• [RECORDS FOR THIS EXERCISE]:
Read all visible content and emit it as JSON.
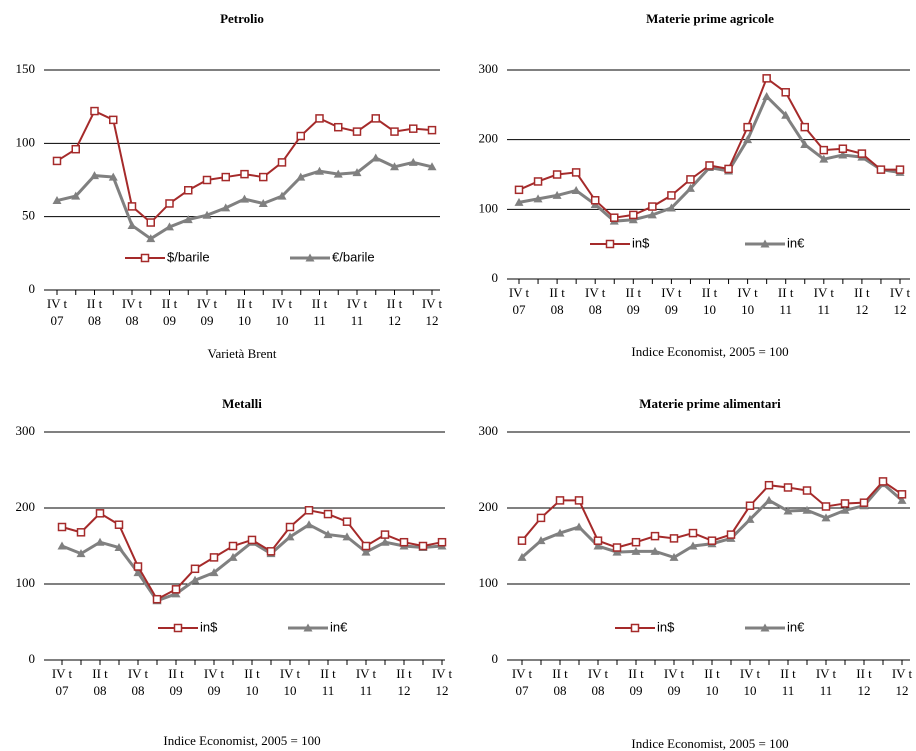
{
  "chart_data": [
    {
      "type": "line",
      "title": "Petrolio",
      "x_label": "Varietà Brent",
      "categories": [
        "IV t\n07",
        null,
        "II t\n08",
        null,
        "IV t\n08",
        null,
        "II t\n09",
        null,
        "IV t\n09",
        null,
        "II t\n10",
        null,
        "IV t\n10",
        null,
        "II t\n11",
        null,
        "IV t\n11",
        null,
        "II t\n12",
        null,
        "IV t\n12"
      ],
      "series": [
        {
          "name": "$/barile",
          "color": "#a52a2a",
          "marker": "square",
          "values": [
            88,
            96,
            122,
            116,
            57,
            46,
            59,
            68,
            75,
            77,
            79,
            77,
            87,
            105,
            117,
            111,
            108,
            117,
            108,
            110,
            109
          ]
        },
        {
          "name": "€/barile",
          "color": "#808080",
          "marker": "triangle",
          "values": [
            61,
            64,
            78,
            77,
            44,
            35,
            43,
            48,
            51,
            56,
            62,
            59,
            64,
            77,
            81,
            79,
            80,
            90,
            84,
            87,
            84
          ]
        }
      ],
      "ylim": [
        0,
        150
      ],
      "yticks": [
        0,
        50,
        100,
        150
      ],
      "grid": true
    },
    {
      "type": "line",
      "title": "Materie prime agricole",
      "x_label": "Indice Economist, 2005 = 100",
      "categories": [
        "IV t\n07",
        null,
        "II t\n08",
        null,
        "IV t\n08",
        null,
        "II t\n09",
        null,
        "IV t\n09",
        null,
        "II t\n10",
        null,
        "IV t\n10",
        null,
        "II t\n11",
        null,
        "IV t\n11",
        null,
        "II t\n12",
        null,
        "IV t\n12"
      ],
      "series": [
        {
          "name": "in$",
          "color": "#a52a2a",
          "marker": "square",
          "values": [
            128,
            140,
            150,
            153,
            113,
            88,
            92,
            104,
            120,
            143,
            163,
            158,
            218,
            288,
            268,
            218,
            185,
            187,
            180,
            157,
            157
          ]
        },
        {
          "name": "in€",
          "color": "#808080",
          "marker": "triangle",
          "values": [
            110,
            115,
            120,
            127,
            107,
            83,
            85,
            92,
            102,
            130,
            160,
            155,
            200,
            262,
            235,
            193,
            172,
            178,
            175,
            157,
            153
          ]
        }
      ],
      "ylim": [
        0,
        300
      ],
      "yticks": [
        0,
        100,
        200,
        300
      ],
      "grid": true
    },
    {
      "type": "line",
      "title": "Metalli",
      "x_label": "Indice Economist, 2005 = 100",
      "categories": [
        "IV t\n07",
        null,
        "II t\n08",
        null,
        "IV t\n08",
        null,
        "II t\n09",
        null,
        "IV t\n09",
        null,
        "II t\n10",
        null,
        "IV t\n10",
        null,
        "II t\n11",
        null,
        "IV t\n11",
        null,
        "II t\n12",
        null,
        "IV t\n12"
      ],
      "series": [
        {
          "name": "in$",
          "color": "#a52a2a",
          "marker": "square",
          "values": [
            175,
            168,
            193,
            178,
            123,
            80,
            93,
            120,
            135,
            150,
            158,
            143,
            175,
            197,
            192,
            182,
            150,
            165,
            155,
            150,
            155
          ]
        },
        {
          "name": "in€",
          "color": "#808080",
          "marker": "triangle",
          "values": [
            150,
            140,
            155,
            148,
            115,
            78,
            87,
            105,
            115,
            135,
            155,
            140,
            162,
            178,
            165,
            162,
            142,
            155,
            150,
            148,
            150
          ]
        }
      ],
      "ylim": [
        0,
        300
      ],
      "yticks": [
        0,
        100,
        200,
        300
      ],
      "grid": true
    },
    {
      "type": "line",
      "title": "Materie prime alimentari",
      "x_label": "Indice Economist, 2005 = 100",
      "categories": [
        "IV t\n07",
        null,
        "II t\n08",
        null,
        "IV t\n08",
        null,
        "II t\n09",
        null,
        "IV t\n09",
        null,
        "II t\n10",
        null,
        "IV t\n10",
        null,
        "II t\n11",
        null,
        "IV t\n11",
        null,
        "II t\n12",
        null,
        "IV t\n12"
      ],
      "series": [
        {
          "name": "in$",
          "color": "#a52a2a",
          "marker": "square",
          "values": [
            157,
            187,
            210,
            210,
            157,
            148,
            155,
            163,
            160,
            167,
            157,
            165,
            203,
            230,
            227,
            223,
            202,
            206,
            207,
            235,
            218
          ]
        },
        {
          "name": "in€",
          "color": "#808080",
          "marker": "triangle",
          "values": [
            135,
            157,
            167,
            175,
            150,
            142,
            143,
            143,
            135,
            150,
            153,
            160,
            185,
            210,
            196,
            197,
            187,
            197,
            203,
            232,
            210
          ]
        }
      ],
      "ylim": [
        0,
        300
      ],
      "yticks": [
        0,
        100,
        200,
        300
      ],
      "grid": true
    }
  ]
}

• [GOAL OF THE EXERCISE]: In the material above, find each line that contains the word "Materie", and select it.

• [SOLUTION BELOW]:
      "title": "Materie prime agricole",
      "title": "Materie prime alimentari",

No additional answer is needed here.